- REQUEST -
Search the material below for the string "with" and extract each line that has it.

☆ ☆ ☆ ☆ ☆ ☆ ☆

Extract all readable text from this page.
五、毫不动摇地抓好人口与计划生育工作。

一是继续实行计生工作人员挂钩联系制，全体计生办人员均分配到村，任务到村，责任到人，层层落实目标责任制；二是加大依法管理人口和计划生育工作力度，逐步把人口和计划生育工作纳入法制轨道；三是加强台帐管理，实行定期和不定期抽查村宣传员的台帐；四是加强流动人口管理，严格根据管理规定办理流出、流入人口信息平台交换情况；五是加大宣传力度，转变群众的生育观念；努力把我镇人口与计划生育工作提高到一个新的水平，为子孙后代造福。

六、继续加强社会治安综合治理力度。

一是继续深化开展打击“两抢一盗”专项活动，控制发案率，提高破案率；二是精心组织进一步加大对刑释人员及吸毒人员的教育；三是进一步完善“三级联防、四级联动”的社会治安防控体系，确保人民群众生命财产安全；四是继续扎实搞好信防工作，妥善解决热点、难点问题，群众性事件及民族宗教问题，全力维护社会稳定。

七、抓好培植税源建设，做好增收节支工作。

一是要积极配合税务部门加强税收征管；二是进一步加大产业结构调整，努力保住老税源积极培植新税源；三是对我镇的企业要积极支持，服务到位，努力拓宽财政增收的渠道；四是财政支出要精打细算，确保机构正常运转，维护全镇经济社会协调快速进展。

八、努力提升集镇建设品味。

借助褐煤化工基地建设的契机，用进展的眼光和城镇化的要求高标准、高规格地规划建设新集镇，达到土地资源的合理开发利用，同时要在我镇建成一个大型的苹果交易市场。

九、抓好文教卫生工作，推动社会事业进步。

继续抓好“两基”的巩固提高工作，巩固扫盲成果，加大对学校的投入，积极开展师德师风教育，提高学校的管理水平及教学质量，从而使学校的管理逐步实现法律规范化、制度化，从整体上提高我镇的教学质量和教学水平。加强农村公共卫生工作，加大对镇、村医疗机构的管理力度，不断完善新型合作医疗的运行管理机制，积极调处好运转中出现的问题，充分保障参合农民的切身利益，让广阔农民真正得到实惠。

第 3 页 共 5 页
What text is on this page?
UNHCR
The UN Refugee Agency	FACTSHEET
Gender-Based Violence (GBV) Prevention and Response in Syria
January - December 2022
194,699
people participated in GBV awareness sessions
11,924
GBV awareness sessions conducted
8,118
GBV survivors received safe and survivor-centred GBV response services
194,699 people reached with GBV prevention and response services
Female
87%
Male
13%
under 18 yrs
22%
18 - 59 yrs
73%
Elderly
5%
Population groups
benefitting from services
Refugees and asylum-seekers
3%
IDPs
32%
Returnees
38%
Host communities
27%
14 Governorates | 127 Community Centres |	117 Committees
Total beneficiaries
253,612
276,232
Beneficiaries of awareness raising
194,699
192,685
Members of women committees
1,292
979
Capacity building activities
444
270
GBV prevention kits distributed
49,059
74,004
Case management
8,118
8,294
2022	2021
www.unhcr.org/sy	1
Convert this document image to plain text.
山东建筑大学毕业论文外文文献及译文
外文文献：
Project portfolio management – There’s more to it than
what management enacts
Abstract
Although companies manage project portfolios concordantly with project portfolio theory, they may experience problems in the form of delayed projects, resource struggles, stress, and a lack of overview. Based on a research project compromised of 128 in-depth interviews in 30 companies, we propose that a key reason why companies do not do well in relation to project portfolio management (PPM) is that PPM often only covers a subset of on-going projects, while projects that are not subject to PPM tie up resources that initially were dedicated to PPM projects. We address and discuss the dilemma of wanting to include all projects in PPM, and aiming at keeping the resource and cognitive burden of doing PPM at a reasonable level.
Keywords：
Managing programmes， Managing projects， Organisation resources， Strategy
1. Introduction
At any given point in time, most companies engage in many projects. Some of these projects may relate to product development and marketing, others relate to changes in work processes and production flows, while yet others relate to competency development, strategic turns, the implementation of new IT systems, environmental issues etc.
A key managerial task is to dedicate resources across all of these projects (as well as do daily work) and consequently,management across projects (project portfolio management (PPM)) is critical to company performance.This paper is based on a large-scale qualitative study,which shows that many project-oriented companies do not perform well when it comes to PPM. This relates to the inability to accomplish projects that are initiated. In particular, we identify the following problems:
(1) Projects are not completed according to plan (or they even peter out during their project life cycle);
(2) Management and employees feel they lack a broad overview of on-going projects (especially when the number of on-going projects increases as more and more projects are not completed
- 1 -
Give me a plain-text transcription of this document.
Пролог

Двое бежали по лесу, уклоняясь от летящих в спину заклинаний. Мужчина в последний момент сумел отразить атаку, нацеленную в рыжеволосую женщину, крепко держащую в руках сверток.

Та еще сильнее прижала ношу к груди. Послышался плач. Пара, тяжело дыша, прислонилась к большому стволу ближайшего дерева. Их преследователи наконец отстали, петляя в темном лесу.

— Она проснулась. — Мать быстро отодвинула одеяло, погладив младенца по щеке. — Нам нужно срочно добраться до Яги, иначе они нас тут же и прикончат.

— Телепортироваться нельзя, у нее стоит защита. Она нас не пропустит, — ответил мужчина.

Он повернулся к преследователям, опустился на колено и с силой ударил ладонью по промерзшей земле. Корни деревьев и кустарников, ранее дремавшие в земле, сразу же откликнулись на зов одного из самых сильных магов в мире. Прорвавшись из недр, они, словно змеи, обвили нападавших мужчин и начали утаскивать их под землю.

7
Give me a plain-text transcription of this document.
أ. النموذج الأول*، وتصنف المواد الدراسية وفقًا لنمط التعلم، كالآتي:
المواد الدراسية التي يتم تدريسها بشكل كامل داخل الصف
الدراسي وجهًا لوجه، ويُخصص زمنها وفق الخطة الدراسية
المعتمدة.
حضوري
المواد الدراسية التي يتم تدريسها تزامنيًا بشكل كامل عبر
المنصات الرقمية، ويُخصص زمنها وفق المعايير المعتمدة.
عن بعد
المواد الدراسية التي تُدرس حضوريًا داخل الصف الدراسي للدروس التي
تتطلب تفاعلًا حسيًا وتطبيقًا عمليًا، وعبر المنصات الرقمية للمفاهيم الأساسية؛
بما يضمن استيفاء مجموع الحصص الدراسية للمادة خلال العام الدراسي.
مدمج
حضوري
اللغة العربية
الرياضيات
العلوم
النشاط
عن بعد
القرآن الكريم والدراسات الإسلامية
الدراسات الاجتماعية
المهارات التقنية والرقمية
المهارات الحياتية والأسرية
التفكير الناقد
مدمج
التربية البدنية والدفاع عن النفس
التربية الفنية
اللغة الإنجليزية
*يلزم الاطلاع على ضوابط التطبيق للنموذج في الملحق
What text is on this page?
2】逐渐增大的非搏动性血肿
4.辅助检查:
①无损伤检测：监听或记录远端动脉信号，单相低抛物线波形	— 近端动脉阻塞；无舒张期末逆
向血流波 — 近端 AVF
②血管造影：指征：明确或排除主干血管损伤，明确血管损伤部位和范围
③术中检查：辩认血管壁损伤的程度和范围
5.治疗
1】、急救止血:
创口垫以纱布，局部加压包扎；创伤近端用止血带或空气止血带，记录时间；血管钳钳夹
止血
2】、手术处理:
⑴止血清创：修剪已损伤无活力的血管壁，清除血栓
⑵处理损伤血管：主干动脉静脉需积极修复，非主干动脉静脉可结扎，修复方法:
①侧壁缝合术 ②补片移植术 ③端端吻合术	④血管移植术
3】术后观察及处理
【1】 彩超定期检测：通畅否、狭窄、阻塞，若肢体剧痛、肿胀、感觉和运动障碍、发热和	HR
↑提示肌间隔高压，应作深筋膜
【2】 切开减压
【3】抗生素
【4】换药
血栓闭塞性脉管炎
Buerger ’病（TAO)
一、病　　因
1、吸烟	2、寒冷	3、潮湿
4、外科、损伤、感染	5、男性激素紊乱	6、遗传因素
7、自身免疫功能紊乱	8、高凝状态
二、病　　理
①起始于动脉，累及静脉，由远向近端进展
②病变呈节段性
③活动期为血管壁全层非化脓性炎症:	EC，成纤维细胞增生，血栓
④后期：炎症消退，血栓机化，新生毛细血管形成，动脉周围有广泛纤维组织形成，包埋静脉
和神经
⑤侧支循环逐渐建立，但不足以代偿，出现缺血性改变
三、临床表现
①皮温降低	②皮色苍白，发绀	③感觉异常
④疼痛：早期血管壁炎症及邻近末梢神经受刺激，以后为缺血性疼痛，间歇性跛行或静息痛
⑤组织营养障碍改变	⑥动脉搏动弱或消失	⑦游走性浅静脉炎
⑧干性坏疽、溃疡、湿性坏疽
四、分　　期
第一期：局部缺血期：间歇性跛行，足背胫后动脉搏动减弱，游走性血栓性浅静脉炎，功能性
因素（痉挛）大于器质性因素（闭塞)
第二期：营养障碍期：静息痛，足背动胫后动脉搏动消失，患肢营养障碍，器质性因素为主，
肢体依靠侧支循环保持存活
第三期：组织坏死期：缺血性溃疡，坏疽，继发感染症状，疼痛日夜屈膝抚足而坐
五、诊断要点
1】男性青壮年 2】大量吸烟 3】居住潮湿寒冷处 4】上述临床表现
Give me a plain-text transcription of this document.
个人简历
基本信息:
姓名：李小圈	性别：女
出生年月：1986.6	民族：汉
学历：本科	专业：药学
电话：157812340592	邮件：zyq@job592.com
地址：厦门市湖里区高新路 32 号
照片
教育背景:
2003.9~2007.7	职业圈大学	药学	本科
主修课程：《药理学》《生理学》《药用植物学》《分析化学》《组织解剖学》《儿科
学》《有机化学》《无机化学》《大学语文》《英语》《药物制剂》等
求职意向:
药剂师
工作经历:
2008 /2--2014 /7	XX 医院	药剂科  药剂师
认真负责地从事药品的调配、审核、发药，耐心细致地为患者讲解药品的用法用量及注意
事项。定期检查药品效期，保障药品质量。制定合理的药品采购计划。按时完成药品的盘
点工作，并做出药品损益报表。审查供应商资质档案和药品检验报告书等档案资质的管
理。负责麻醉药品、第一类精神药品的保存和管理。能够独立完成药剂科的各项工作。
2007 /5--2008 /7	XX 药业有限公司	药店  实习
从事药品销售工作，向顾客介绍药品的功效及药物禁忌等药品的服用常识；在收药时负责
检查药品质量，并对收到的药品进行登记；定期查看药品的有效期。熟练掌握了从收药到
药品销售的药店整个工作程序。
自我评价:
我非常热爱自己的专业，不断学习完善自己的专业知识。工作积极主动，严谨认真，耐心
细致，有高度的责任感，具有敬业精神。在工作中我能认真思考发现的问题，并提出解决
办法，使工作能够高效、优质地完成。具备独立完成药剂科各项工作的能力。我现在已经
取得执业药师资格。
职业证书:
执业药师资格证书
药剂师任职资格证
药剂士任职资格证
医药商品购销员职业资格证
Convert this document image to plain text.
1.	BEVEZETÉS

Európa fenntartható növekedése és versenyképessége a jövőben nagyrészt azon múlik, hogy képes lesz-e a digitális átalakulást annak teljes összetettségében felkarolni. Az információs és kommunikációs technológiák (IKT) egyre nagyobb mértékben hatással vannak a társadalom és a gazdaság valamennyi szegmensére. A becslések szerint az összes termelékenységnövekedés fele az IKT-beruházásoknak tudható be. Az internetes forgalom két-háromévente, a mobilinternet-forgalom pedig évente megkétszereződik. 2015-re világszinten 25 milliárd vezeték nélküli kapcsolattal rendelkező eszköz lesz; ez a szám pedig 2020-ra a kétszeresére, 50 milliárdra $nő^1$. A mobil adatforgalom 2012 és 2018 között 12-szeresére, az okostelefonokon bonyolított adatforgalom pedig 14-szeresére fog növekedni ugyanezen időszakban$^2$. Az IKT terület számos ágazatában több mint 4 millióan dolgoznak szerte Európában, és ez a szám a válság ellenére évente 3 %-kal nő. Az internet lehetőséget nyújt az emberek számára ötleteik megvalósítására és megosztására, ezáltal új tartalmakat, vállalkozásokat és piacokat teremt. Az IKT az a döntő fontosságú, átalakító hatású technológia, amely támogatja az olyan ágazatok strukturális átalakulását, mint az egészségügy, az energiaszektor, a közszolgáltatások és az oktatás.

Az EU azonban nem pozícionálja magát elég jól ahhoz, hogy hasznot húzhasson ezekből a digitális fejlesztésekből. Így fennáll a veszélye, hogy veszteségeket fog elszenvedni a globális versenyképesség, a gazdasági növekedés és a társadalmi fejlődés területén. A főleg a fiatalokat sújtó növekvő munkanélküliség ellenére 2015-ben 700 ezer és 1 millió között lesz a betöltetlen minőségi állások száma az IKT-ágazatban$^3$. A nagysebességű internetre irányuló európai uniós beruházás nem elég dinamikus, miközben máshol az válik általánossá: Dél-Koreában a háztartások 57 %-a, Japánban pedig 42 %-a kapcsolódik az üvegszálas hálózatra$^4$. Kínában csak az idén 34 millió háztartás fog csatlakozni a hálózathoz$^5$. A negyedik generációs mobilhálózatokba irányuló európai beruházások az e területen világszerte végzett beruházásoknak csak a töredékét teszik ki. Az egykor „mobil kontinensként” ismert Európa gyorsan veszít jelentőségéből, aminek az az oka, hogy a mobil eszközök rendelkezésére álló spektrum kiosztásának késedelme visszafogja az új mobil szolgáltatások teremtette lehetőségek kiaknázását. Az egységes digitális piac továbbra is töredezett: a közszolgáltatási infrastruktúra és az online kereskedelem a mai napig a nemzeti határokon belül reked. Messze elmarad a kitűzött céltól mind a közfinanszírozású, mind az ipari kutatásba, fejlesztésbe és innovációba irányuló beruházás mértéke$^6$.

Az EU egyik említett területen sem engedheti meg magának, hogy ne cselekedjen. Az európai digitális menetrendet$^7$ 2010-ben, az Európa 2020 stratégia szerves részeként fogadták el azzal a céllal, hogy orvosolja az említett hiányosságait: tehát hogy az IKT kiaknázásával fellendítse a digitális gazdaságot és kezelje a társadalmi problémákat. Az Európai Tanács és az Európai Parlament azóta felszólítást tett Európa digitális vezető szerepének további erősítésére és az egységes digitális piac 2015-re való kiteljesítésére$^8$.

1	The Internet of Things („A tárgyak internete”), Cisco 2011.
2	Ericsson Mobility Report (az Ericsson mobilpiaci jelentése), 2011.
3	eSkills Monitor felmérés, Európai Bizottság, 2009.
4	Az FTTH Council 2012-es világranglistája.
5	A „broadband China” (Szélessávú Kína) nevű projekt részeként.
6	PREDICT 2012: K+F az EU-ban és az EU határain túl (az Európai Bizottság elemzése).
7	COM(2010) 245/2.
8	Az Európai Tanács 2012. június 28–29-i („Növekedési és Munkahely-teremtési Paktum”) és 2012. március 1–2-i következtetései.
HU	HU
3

☆ ☆ ☆ ☆ ☆ ☆ ☆

- PROBLEM SOLUTION -
194,699 people reached with GBV prevention and response services
Although companies manage project portfolios concordantly with project portfolio theory, they may experience problems in the form of delayed projects, resource struggles, stress, and a lack of overview. Based on a research project compromised of 128 in-depth interviews in 30 companies, we propose that a key reason why companies do not do well in relation to project portfolio management (PPM) is that PPM often only covers a subset of on-going projects, while projects that are not subject to PPM tie up resources that initially were dedicated to PPM projects. We address and discuss the dilemma of wanting to include all projects in PPM, and aiming at keeping the resource and cognitive burden of doing PPM at a reasonable level.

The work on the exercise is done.